> [STORED ROWS]
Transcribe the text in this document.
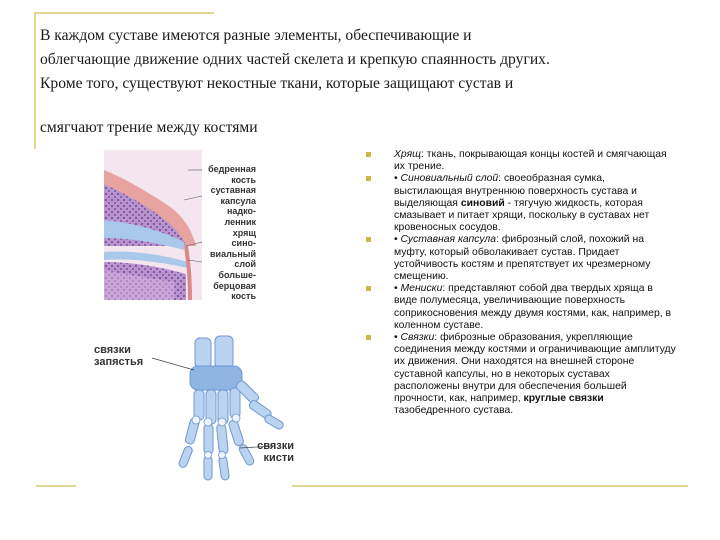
В каждом суставе имеются разные элементы, обеспечивающие и
облегчающие движение одних частей скелета и крепкую спаянность других.
Кроме того, существуют некостные ткани, которые защищают сустав и
смягчают трение между костями
бедренная
кость
суставная
капсула
надко-
ленник
хрящ
сино-
виальный
слой
больше-
берцовая
кость
связки
запястья
связки
кисти

Хрящ: ткань, покрывающая концы костей и смягчающая их трение.

• Синовиальный слой: своеобразная сумка, выстилающая внутреннюю поверхность сустава и выделяющая синовий - тягучую жидкость, которая смазывает и питает хрящи, поскольку в суставах нет кровеносных сосудов.

• Суставная капсула: фиброзный слой, похожий на муфту, который обволакивает сустав. Придает устойчивость костям и препятствует их чрезмерному смещению.

• Мениски: представляют собой два твердых хряща в виде полумесяца, увеличивающие поверхность соприкосновения между двумя костями, как, например, в коленном суставе.

• Связки: фиброзные образования, укрепляющие соединения между костями и ограничивающие амплитуду их движения. Они находятся на внешней стороне суставной капсулы, но в некоторых суставах расположены внутри для обеспечения большей прочности, как, например, круглые связки тазобедренного сустава.
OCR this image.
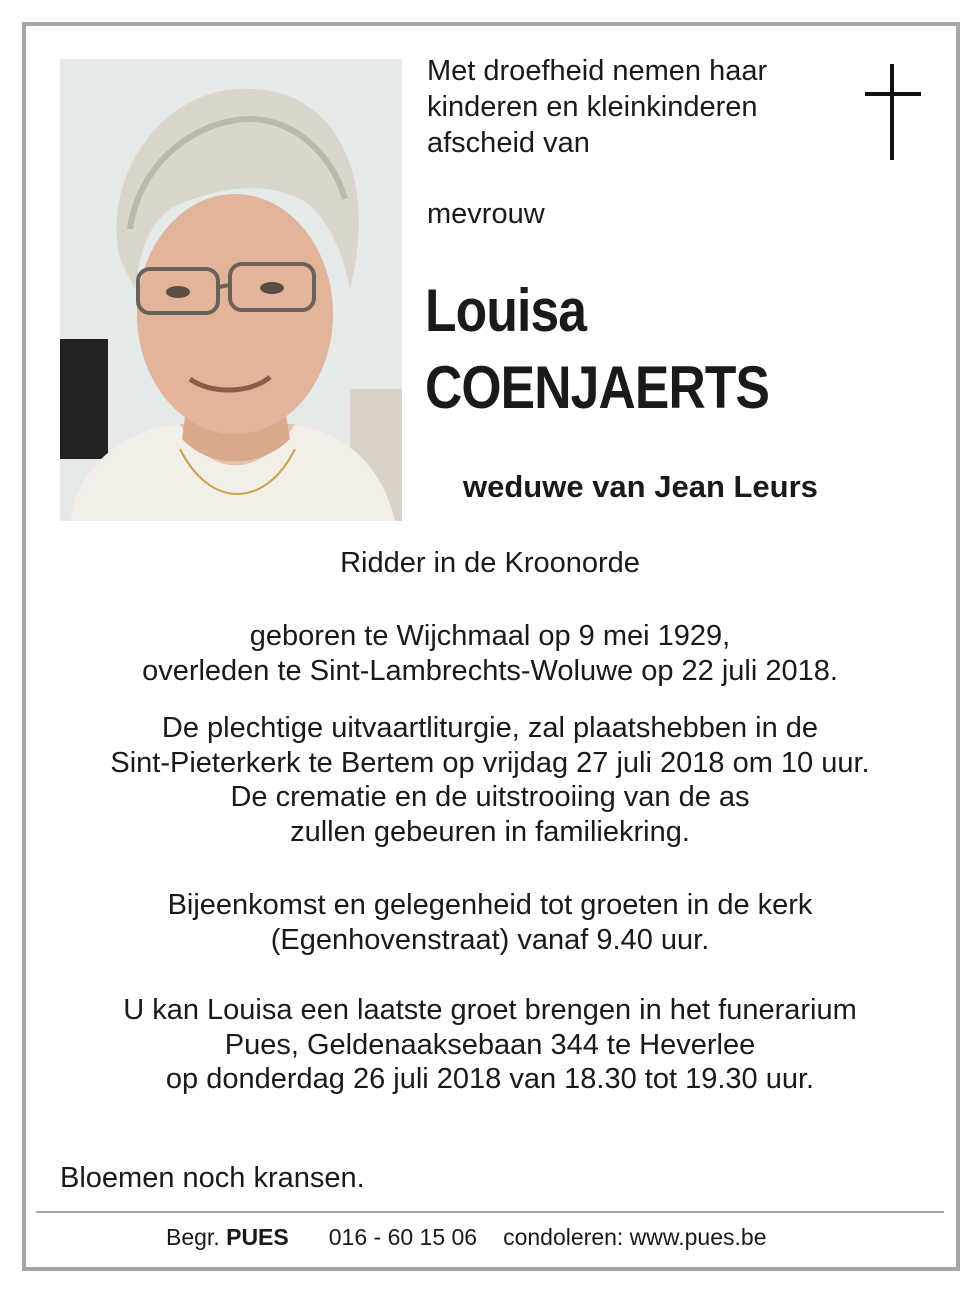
Met droefheid nemen haar
kinderen en kleinkinderen
afscheid van
mevrouw
Louisa
COENJAERTS
weduwe van Jean Leurs
Ridder in de Kroonorde
geboren te Wijchmaal op 9 mei 1929,
overleden te Sint-Lambrechts-Woluwe op 22 juli 2018.
De plechtige uitvaartliturgie, zal plaatshebben in de
Sint-Pieterkerk te Bertem op vrijdag 27 juli 2018 om 10 uur.
De crematie en de uitstrooiing van de as
zullen gebeuren in familiekring.
Bijeenkomst en gelegenheid tot groeten in de kerk
(Egenhovenstraat) vanaf 9.40 uur.
U kan Louisa een laatste groet brengen in het funerarium
Pues, Geldenaaksebaan 344 te Heverlee
op donderdag 26 juli 2018 van 18.30 tot 19.30 uur.
Bloemen noch kransen.
Begr. PUES 016 - 60 15 06 condoleren: www.pues.be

> [WHAT YOU HAVE TO DO] Copy the records above exactly. The pictures are not part of the copy.

> [TASK ANSWER]
Transcribe the text in this document.
В каждом суставе имеются разные элементы, обеспечивающие и
облегчающие движение одних частей скелета и крепкую спаянность других.
Кроме того, существуют некостные ткани, которые защищают сустав и
смягчают трение между костями
бедренная
кость
суставная
капсула
надко-
ленник
хрящ
сино-
виальный
слой
больше-
берцовая
кость
связки
запястья
связки
кисти

Хрящ: ткань, покрывающая концы костей и смягчающая их трение.

• Синовиальный слой: своеобразная сумка, выстилающая внутреннюю поверхность сустава и выделяющая синовий - тягучую жидкость, которая смазывает и питает хрящи, поскольку в суставах нет кровеносных сосудов.

• Суставная капсула: фиброзный слой, похожий на муфту, который обволакивает сустав. Придает устойчивость костям и препятствует их чрезмерному смещению.

• Мениски: представляют собой два твердых хряща в виде полумесяца, увеличивающие поверхность соприкосновения между двумя костями, как, например, в коленном суставе.

• Связки: фиброзные образования, укрепляющие соединения между костями и ограничивающие амплитуду их движения. Они находятся на внешней стороне суставной капсулы, но в некоторых суставах расположены внутри для обеспечения большей прочности, как, например, круглые связки тазобедренного сустава.
OCR this image.
Met droefheid nemen haar
kinderen en kleinkinderen
afscheid van
mevrouw
Louisa
COENJAERTS
weduwe van Jean Leurs
Ridder in de Kroonorde
geboren te Wijchmaal op 9 mei 1929,
overleden te Sint-Lambrechts-Woluwe op 22 juli 2018.
De plechtige uitvaartliturgie, zal plaatshebben in de
Sint-Pieterkerk te Bertem op vrijdag 27 juli 2018 om 10 uur.
De crematie en de uitstrooiing van de as
zullen gebeuren in familiekring.
Bijeenkomst en gelegenheid tot groeten in de kerk
(Egenhovenstraat) vanaf 9.40 uur.
U kan Louisa een laatste groet brengen in het funerarium
Pues, Geldenaaksebaan 344 te Heverlee
op donderdag 26 juli 2018 van 18.30 tot 19.30 uur.
Bloemen noch kransen.
Begr. PUES 016 - 60 15 06 condoleren: www.pues.be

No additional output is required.